— Start DATA ROWS —

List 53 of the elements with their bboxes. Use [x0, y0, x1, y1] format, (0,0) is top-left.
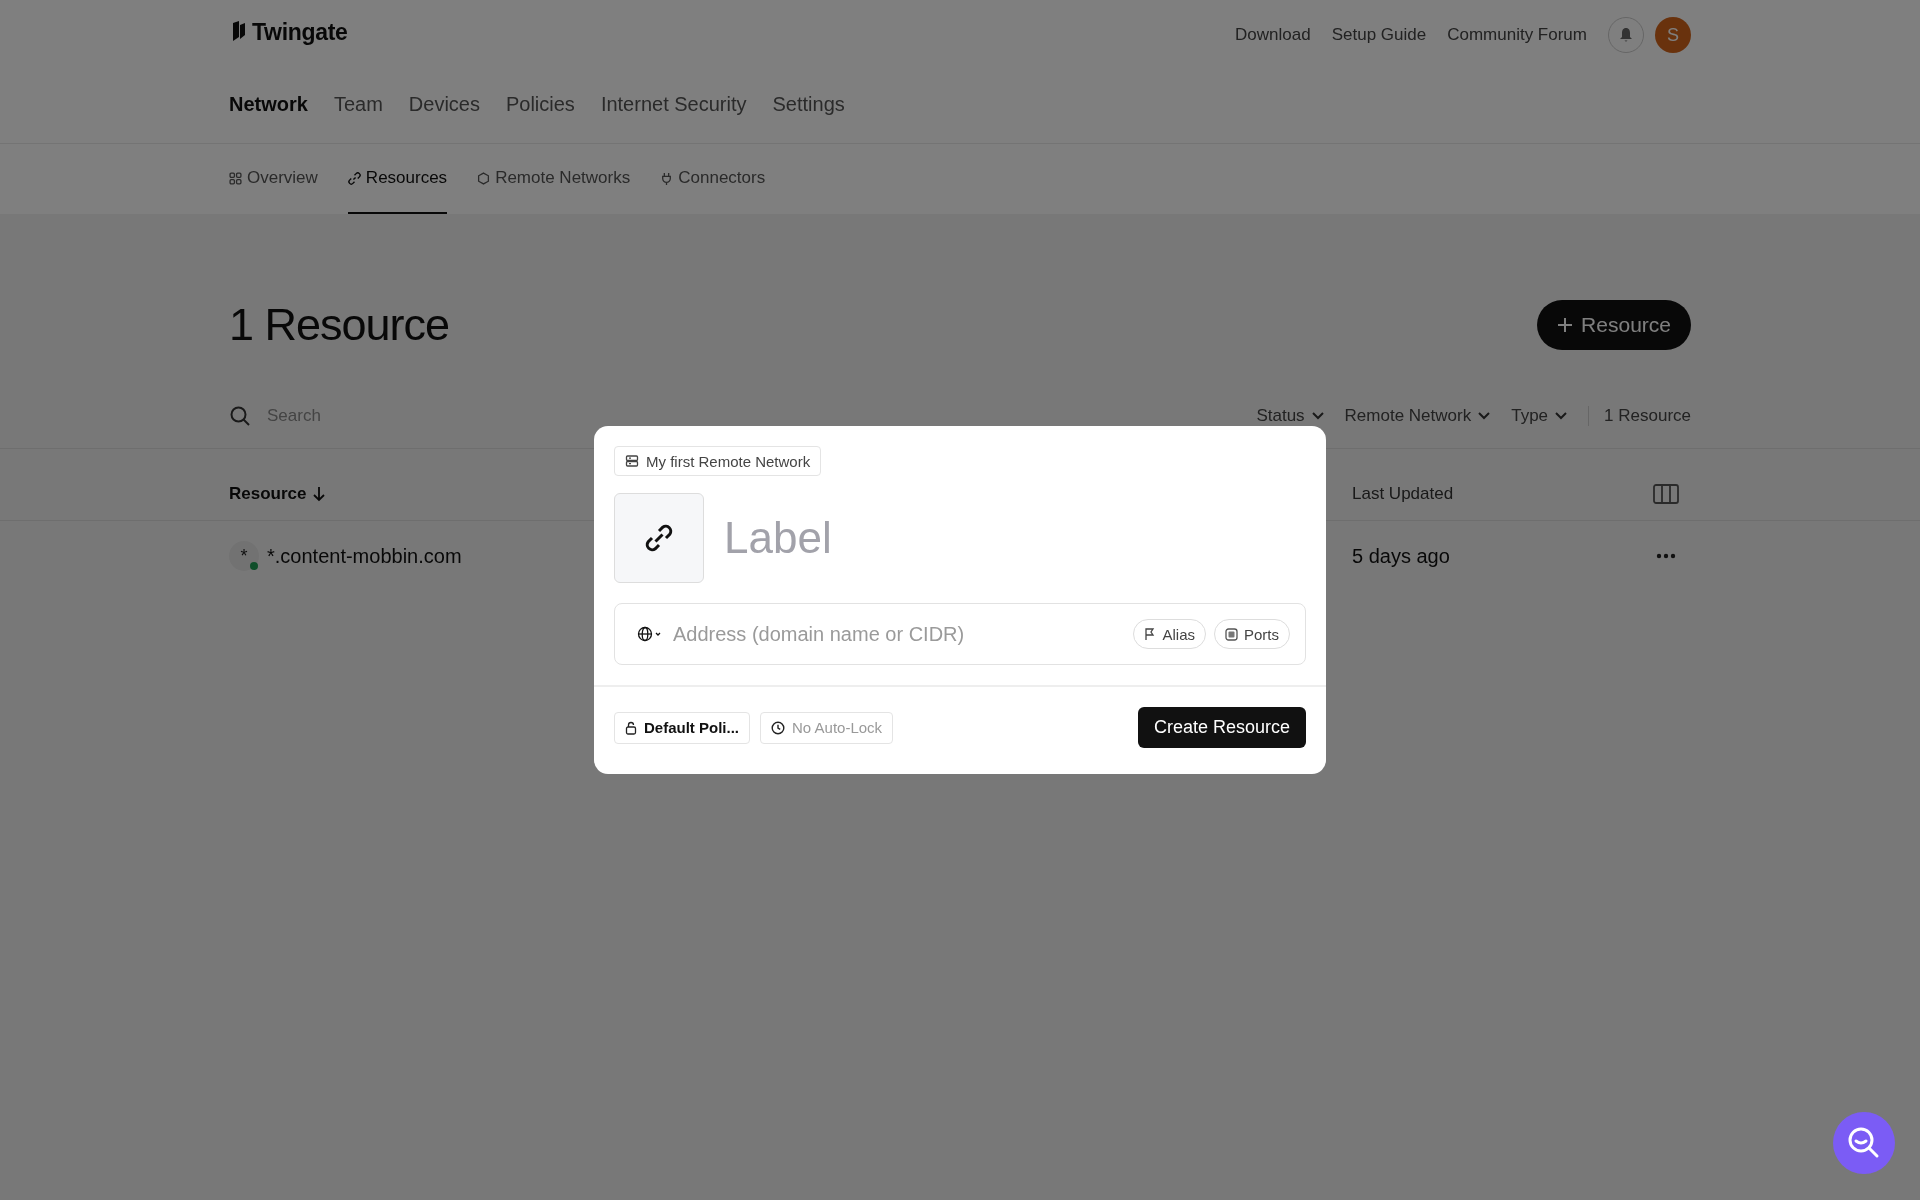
resource-name[interactable]: *.content-mobbin.com — [267, 544, 462, 568]
chevron-down-icon — [1310, 411, 1325, 421]
main-nav-tab[interactable]: Network — [229, 93, 308, 116]
hexagon-icon — [477, 171, 491, 185]
flag-icon — [1144, 627, 1157, 641]
page-title: 1 Resource — [229, 299, 450, 351]
search-icon — [229, 405, 251, 427]
user-avatar[interactable]: S — [1655, 17, 1691, 53]
link-icon — [644, 523, 674, 553]
chevron-down-icon — [1554, 411, 1569, 421]
address-field[interactable]: Address (domain name or CIDR) Alias Ports — [614, 603, 1306, 665]
main-nav-tab[interactable]: Team — [333, 93, 383, 116]
address-option-chip[interactable]: Alias — [1133, 619, 1206, 649]
filter-dropdown[interactable]: Remote Network — [1344, 406, 1492, 426]
lock-icon — [625, 720, 637, 735]
table-cell-text: 5 days ago — [1352, 544, 1451, 568]
auto-lock-button[interactable]: No Auto-Lock — [760, 711, 894, 744]
main-nav-tab[interactable]: Devices — [408, 93, 480, 116]
create-resource-button[interactable]: Create Resource — [1137, 707, 1306, 748]
policy-button[interactable]: Default Poli... — [614, 711, 750, 744]
filter-dropdown[interactable]: Status — [1256, 406, 1325, 426]
sub-nav-tab[interactable]: Remote Networks — [477, 144, 631, 214]
resource-icon-picker[interactable] — [614, 493, 704, 583]
column-header[interactable]: Resource — [229, 483, 1352, 504]
notifications-button[interactable] — [1608, 17, 1644, 53]
server-icon — [625, 454, 639, 468]
columns-icon[interactable] — [1653, 483, 1679, 504]
remote-network-chip[interactable]: My first Remote Network — [614, 446, 822, 476]
resource-icon: * — [229, 541, 259, 571]
main-nav-tab[interactable]: Policies — [505, 93, 575, 116]
resource-count: 1 Resource — [1588, 406, 1691, 426]
brand-name: Twingate — [252, 18, 348, 46]
plus-icon — [1557, 317, 1574, 333]
sub-nav-tab[interactable]: Resources — [347, 144, 448, 214]
header-link[interactable]: Setup Guide — [1331, 25, 1427, 45]
clock-icon — [771, 720, 785, 735]
address-option-chip[interactable]: Ports — [1214, 619, 1290, 649]
link-icon — [347, 171, 361, 185]
header-link[interactable]: Download — [1235, 25, 1311, 45]
add-resource-button[interactable]: Resource — [1537, 300, 1691, 350]
header-link[interactable]: Community Forum — [1447, 25, 1587, 45]
main-nav-tab[interactable]: Settings — [772, 93, 845, 116]
plug-icon — [660, 171, 674, 185]
main-nav-tab[interactable]: Internet Security — [600, 93, 747, 116]
grid-icon — [229, 171, 242, 185]
square-icon — [1225, 627, 1238, 641]
column-header[interactable]: Last Updated — [1352, 483, 1653, 504]
globe-icon[interactable] — [637, 626, 663, 642]
more-icon[interactable] — [1656, 553, 1676, 559]
sub-nav-tab[interactable]: Overview — [229, 144, 318, 214]
chevron-down-icon — [1477, 411, 1492, 421]
filter-dropdown[interactable]: Type — [1511, 406, 1569, 426]
sub-nav-tab[interactable]: Connectors — [660, 144, 766, 214]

— End DATA ROWS —

[WHAT YOU NEED TO DO]:
Change "chevron-down-icon" to "caret-down-icon" in the lines between the one holding "resource-name[interactable]: *.content-mobbin.com —" and the one holding "plus-icon — [1557, 317, 1574, 333]", inclusive, and give back only those lines with nothing else altered.

[OUTPUT FOR THIS EXERCISE]:
resource-name[interactable]: *.content-mobbin.com — [267, 544, 462, 568]
caret-down-icon — [1310, 411, 1325, 421]
main-nav-tab[interactable]: Network — [229, 93, 308, 116]
hexagon-icon — [477, 171, 491, 185]
flag-icon — [1144, 627, 1157, 641]
page-title: 1 Resource — [229, 299, 450, 351]
search-icon — [229, 405, 251, 427]
user-avatar[interactable]: S — [1655, 17, 1691, 53]
link-icon — [644, 523, 674, 553]
caret-down-icon — [1554, 411, 1569, 421]
address-field[interactable]: Address (domain name or CIDR) Alias Ports — [614, 603, 1306, 665]
main-nav-tab[interactable]: Team — [333, 93, 383, 116]
address-option-chip[interactable]: Alias — [1133, 619, 1206, 649]
filter-dropdown[interactable]: Remote Network — [1344, 406, 1492, 426]
lock-icon — [625, 720, 637, 735]
table-cell-text: 5 days ago — [1352, 544, 1451, 568]
auto-lock-button[interactable]: No Auto-Lock — [760, 711, 894, 744]
main-nav-tab[interactable]: Devices — [408, 93, 480, 116]
create-resource-button[interactable]: Create Resource — [1137, 707, 1306, 748]
policy-button[interactable]: Default Poli... — [614, 711, 750, 744]
filter-dropdown[interactable]: Status — [1256, 406, 1325, 426]
sub-nav-tab[interactable]: Remote Networks — [477, 144, 631, 214]
resource-icon-picker[interactable] — [614, 493, 704, 583]
column-header[interactable]: Resource — [229, 483, 1352, 504]
notifications-button[interactable] — [1608, 17, 1644, 53]
server-icon — [625, 454, 639, 468]
columns-icon[interactable] — [1653, 483, 1679, 504]
remote-network-chip[interactable]: My first Remote Network — [614, 446, 822, 476]
resource-icon: * — [229, 541, 259, 571]
main-nav-tab[interactable]: Policies — [505, 93, 575, 116]
resource-count: 1 Resource — [1588, 406, 1691, 426]
brand-name: Twingate — [252, 18, 348, 46]
plus-icon — [1557, 317, 1574, 333]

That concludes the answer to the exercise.